(Work to be completed): Count the lines that hold the string "title". Reply with the number alone.

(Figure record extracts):

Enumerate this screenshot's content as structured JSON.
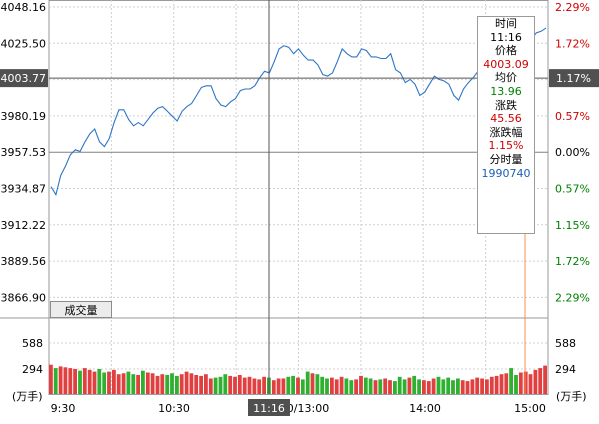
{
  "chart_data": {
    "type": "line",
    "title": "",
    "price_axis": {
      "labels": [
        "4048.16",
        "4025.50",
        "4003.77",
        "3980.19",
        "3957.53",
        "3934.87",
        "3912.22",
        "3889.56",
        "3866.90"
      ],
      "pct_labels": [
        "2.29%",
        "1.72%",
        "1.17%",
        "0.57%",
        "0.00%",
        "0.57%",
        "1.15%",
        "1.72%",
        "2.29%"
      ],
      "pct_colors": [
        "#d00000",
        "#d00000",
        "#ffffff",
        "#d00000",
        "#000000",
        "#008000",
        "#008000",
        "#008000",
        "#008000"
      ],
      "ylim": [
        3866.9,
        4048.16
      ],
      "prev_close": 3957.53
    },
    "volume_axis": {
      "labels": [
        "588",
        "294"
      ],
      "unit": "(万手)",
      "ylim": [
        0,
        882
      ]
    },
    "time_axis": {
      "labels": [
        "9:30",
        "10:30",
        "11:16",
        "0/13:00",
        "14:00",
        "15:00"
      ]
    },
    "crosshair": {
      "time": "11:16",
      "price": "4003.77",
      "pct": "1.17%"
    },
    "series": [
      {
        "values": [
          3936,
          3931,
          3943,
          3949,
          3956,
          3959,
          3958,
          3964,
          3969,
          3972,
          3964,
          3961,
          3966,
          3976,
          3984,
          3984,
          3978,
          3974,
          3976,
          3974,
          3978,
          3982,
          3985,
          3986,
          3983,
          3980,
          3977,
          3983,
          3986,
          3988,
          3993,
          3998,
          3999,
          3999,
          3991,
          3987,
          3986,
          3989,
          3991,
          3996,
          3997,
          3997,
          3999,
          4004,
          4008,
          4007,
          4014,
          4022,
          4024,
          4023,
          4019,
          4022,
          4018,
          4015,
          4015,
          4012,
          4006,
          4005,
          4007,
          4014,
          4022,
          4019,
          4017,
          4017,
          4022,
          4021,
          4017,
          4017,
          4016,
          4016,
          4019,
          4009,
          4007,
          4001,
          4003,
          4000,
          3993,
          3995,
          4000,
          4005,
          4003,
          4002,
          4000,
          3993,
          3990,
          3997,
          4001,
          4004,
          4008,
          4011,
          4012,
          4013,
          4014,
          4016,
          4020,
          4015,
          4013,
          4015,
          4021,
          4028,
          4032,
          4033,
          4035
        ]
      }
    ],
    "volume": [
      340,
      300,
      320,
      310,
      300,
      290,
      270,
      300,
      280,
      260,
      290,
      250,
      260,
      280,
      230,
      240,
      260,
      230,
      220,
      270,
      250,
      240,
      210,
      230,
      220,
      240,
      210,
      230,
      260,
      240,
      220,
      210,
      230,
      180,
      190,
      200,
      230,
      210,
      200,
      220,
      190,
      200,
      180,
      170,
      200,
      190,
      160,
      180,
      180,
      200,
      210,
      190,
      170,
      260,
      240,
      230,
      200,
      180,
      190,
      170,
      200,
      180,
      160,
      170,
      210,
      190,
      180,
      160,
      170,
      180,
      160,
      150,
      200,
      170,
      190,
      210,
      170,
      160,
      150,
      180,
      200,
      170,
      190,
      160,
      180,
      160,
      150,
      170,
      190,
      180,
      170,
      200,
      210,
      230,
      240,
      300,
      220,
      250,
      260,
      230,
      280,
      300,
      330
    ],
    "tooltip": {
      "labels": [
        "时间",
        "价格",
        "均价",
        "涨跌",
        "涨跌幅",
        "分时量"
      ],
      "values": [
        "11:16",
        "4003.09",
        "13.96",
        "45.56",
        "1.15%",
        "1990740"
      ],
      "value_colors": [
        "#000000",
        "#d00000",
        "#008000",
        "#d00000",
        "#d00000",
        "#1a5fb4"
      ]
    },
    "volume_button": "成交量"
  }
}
---
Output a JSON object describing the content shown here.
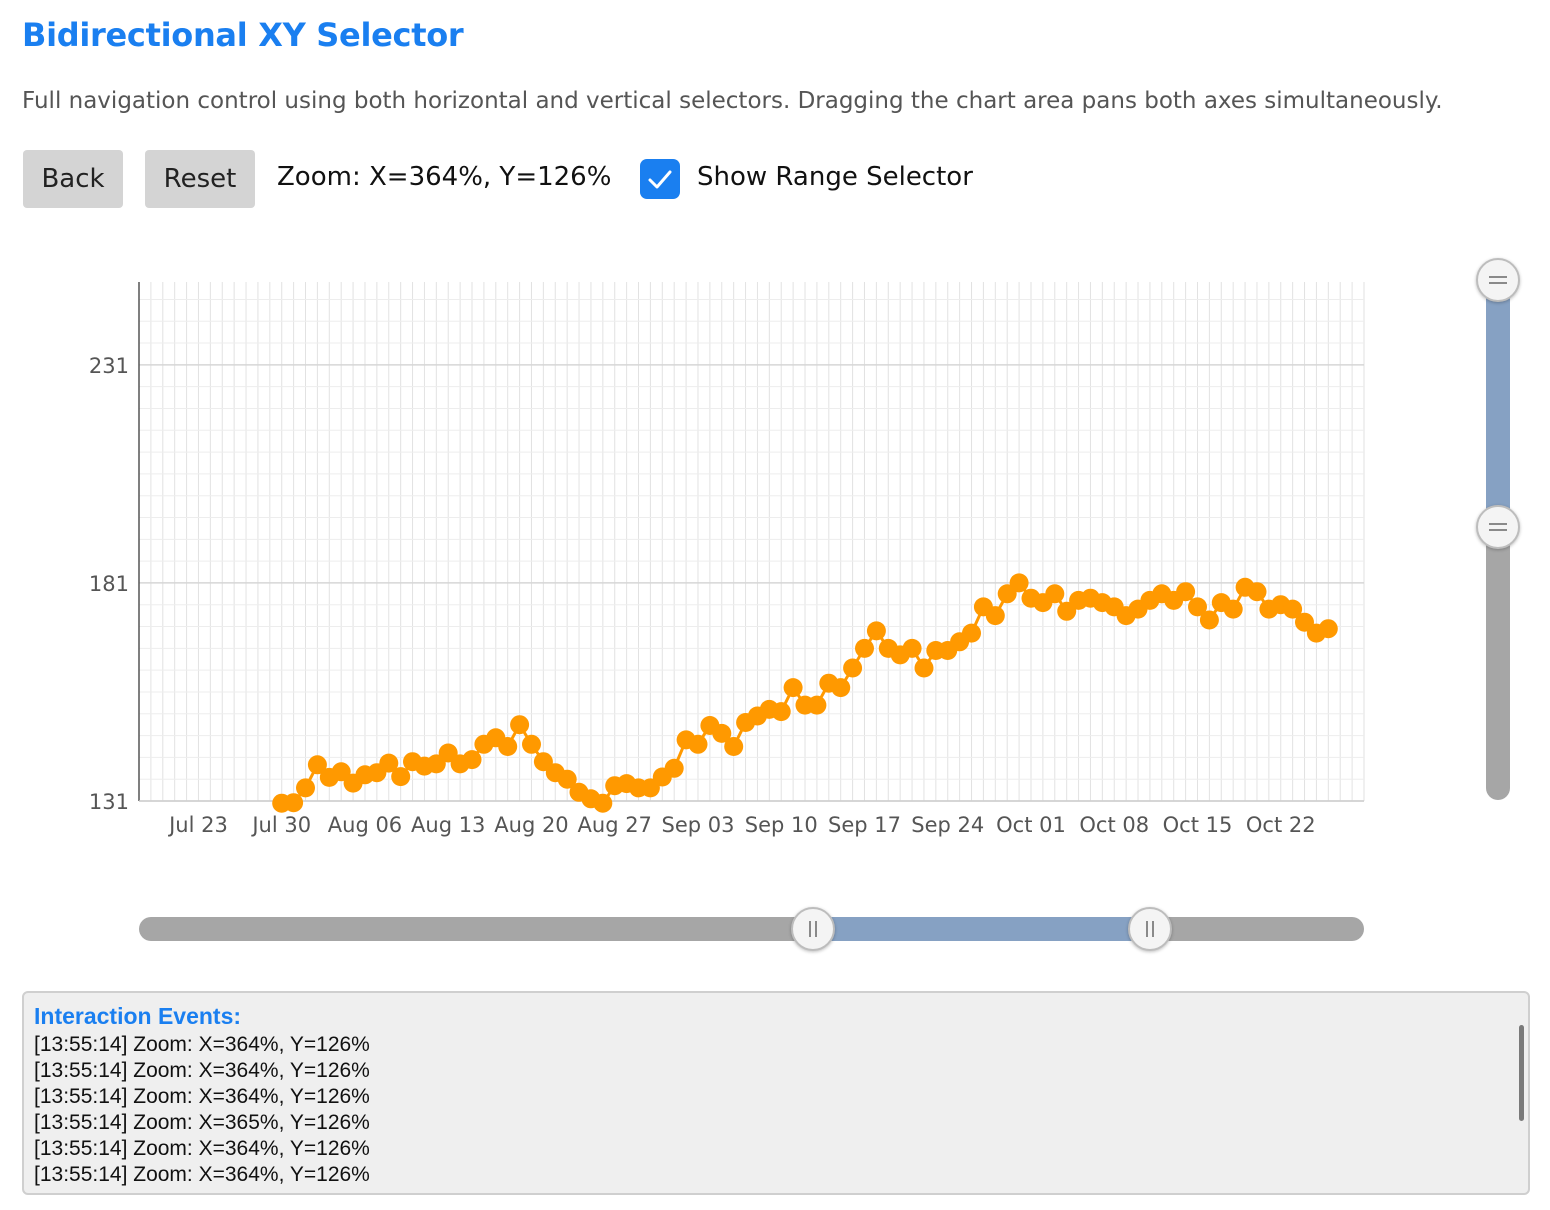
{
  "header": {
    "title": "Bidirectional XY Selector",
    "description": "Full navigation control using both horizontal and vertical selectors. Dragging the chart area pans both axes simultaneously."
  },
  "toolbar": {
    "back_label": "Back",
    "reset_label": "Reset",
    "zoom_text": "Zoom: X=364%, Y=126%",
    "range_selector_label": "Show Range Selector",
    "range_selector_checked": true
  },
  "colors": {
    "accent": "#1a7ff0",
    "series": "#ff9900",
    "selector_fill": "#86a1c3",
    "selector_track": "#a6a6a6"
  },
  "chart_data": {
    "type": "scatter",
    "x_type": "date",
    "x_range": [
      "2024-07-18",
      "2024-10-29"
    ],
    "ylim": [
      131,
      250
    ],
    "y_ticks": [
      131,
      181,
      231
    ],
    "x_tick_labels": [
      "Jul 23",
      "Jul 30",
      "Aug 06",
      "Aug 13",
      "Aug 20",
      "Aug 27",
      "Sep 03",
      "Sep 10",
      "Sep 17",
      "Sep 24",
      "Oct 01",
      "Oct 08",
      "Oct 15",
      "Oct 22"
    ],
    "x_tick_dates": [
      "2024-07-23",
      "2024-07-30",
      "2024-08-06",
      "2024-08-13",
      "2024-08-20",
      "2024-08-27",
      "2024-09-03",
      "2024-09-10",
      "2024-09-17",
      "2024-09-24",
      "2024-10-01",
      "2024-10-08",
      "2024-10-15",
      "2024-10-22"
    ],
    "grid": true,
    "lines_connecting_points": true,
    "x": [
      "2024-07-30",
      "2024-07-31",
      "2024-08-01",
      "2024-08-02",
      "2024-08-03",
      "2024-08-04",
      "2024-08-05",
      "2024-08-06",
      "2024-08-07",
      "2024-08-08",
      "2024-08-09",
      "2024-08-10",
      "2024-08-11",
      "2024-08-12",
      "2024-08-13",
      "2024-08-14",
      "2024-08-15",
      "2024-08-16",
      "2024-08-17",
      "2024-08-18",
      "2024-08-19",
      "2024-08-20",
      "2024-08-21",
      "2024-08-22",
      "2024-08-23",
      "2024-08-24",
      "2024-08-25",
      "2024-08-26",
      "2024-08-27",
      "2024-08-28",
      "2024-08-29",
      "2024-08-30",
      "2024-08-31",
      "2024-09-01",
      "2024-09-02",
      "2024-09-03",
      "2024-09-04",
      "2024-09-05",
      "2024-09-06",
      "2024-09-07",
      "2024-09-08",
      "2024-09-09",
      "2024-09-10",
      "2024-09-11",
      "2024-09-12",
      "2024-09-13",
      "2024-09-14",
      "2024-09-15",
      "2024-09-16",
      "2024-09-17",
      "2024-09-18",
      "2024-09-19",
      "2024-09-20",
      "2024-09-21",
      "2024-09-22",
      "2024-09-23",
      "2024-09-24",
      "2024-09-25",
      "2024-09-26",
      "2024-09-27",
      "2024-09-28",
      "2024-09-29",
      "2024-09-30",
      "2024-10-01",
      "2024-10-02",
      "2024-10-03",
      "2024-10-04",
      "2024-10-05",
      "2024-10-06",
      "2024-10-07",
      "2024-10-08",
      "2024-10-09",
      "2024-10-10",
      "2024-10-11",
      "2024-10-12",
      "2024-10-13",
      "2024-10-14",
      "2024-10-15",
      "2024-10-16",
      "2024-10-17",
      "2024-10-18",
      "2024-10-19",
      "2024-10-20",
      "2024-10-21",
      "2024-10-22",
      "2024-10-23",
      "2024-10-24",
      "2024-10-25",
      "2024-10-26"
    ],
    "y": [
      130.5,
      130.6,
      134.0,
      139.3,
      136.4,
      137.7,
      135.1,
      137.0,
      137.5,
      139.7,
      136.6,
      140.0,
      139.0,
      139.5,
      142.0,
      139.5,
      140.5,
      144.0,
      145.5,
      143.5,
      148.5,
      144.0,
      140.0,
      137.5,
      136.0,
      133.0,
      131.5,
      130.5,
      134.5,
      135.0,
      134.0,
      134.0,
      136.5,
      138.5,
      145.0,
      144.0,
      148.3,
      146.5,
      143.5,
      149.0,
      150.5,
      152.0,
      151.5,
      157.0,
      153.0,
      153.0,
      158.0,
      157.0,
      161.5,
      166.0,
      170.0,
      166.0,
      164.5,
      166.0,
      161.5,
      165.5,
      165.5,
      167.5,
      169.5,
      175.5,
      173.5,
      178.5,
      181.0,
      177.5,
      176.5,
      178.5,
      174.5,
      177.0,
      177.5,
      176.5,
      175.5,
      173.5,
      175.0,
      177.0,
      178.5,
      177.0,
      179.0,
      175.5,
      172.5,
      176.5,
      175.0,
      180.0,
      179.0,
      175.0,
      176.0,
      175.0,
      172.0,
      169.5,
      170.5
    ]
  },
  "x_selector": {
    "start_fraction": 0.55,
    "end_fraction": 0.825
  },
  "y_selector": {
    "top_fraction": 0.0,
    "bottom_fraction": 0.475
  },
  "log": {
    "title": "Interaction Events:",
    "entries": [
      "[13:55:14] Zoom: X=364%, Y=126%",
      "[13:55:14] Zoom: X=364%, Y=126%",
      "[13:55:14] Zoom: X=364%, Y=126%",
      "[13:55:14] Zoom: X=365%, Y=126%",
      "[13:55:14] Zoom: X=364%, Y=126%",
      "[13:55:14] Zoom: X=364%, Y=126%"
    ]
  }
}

(Written answer): 3